[Layout region records]
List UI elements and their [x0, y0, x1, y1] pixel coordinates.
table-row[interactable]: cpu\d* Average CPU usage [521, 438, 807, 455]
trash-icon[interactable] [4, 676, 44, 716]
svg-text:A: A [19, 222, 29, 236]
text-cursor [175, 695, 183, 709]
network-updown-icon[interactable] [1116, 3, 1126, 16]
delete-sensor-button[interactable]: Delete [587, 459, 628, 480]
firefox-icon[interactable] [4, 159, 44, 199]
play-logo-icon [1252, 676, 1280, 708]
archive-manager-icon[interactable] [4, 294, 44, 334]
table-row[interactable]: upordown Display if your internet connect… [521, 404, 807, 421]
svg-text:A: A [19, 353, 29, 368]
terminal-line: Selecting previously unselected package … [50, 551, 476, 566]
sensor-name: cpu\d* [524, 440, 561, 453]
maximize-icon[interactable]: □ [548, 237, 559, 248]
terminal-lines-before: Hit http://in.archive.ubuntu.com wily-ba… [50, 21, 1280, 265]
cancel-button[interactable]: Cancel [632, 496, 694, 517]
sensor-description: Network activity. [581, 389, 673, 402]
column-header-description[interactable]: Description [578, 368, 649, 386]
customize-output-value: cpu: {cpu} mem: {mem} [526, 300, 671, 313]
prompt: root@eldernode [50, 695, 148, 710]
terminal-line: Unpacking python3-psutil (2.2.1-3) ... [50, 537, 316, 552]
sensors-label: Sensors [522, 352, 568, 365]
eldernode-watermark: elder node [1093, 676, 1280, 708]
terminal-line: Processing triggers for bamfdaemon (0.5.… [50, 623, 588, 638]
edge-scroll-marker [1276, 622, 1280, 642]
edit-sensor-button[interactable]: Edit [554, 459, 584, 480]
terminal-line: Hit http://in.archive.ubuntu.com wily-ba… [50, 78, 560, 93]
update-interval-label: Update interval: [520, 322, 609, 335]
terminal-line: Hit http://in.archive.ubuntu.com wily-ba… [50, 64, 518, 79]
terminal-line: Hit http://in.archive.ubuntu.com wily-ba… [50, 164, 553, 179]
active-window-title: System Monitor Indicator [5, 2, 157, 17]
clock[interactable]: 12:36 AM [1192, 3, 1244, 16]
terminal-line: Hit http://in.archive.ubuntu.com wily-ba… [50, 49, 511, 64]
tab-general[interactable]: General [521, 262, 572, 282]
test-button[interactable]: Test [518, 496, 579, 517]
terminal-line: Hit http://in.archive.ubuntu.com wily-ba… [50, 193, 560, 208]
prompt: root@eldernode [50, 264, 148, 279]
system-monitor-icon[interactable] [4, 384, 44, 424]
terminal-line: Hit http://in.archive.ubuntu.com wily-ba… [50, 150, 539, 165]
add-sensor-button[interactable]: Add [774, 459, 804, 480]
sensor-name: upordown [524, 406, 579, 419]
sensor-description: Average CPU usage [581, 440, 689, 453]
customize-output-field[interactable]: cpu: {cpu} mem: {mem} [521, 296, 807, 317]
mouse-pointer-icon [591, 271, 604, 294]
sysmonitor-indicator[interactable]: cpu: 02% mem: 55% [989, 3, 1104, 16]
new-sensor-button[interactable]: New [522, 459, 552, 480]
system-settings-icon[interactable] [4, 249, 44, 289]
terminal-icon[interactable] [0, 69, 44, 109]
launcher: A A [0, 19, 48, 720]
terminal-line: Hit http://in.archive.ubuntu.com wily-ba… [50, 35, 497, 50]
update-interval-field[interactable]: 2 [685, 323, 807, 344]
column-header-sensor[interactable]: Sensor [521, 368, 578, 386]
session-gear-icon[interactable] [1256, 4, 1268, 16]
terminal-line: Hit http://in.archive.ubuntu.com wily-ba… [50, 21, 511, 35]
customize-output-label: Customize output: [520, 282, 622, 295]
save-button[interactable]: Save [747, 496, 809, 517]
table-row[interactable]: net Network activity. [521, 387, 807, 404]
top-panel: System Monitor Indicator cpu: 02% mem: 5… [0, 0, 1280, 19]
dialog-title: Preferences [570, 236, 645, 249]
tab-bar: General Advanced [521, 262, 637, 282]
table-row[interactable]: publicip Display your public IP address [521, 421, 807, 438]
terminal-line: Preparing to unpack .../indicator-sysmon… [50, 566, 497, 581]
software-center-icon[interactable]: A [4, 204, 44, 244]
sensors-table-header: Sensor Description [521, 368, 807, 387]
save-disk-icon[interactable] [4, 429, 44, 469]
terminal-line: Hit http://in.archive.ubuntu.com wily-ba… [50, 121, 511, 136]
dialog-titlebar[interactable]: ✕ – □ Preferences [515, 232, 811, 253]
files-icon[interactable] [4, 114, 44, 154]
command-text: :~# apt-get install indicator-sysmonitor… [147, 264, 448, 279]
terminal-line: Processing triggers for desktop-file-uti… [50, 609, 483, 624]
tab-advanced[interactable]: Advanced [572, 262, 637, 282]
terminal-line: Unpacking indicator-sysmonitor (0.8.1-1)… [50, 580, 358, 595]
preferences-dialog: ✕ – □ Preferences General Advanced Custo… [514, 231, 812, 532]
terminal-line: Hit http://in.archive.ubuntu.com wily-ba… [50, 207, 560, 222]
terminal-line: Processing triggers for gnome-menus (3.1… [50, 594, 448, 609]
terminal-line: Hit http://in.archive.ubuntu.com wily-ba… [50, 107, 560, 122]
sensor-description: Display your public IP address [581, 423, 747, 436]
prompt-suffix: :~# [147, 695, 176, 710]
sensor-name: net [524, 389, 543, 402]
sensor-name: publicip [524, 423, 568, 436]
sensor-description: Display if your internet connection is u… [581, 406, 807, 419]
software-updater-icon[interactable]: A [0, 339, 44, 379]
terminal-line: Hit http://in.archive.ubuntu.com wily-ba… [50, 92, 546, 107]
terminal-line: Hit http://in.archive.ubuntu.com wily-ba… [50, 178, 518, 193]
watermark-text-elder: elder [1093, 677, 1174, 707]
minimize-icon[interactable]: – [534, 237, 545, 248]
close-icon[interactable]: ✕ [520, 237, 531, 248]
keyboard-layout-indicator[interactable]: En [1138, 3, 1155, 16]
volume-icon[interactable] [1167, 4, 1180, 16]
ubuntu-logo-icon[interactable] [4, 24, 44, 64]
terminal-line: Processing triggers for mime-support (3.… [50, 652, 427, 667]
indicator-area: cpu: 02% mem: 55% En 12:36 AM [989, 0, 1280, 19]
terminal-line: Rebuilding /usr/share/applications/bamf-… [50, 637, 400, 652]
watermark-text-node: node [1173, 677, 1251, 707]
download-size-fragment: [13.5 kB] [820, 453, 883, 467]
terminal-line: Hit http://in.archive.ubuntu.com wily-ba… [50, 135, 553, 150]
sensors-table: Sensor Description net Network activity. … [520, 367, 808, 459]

- _WHAT TO DO_: Convert the listing, from its first line up to and including the line containing "maximize-icon[interactable]: □ [548, 237, 559, 248]", into a numbered list, omitting any blank lines.

- _ANSWER TO THIS PROBLEM_:
1. List UI elements and their [x0, y0, x1, y1] pixel coordinates.
2. table-row[interactable]: cpu\d* Average CPU usage [521, 438, 807, 455]
3. trash-icon[interactable] [4, 676, 44, 716]
4. svg-text:A: A [19, 222, 29, 236]
5. text-cursor [175, 695, 183, 709]
6. network-updown-icon[interactable] [1116, 3, 1126, 16]
7. delete-sensor-button[interactable]: Delete [587, 459, 628, 480]
8. firefox-icon[interactable] [4, 159, 44, 199]
9. play-logo-icon [1252, 676, 1280, 708]
10. archive-manager-icon[interactable] [4, 294, 44, 334]
11. table-row[interactable]: upordown Display if your internet connect… [521, 404, 807, 421]
12. svg-text:A: A [19, 353, 29, 368]
13. terminal-line: Selecting previously unselected package … [50, 551, 476, 566]
14. sensor-name: cpu\d* [524, 440, 561, 453]
15. maximize-icon[interactable]: □ [548, 237, 559, 248]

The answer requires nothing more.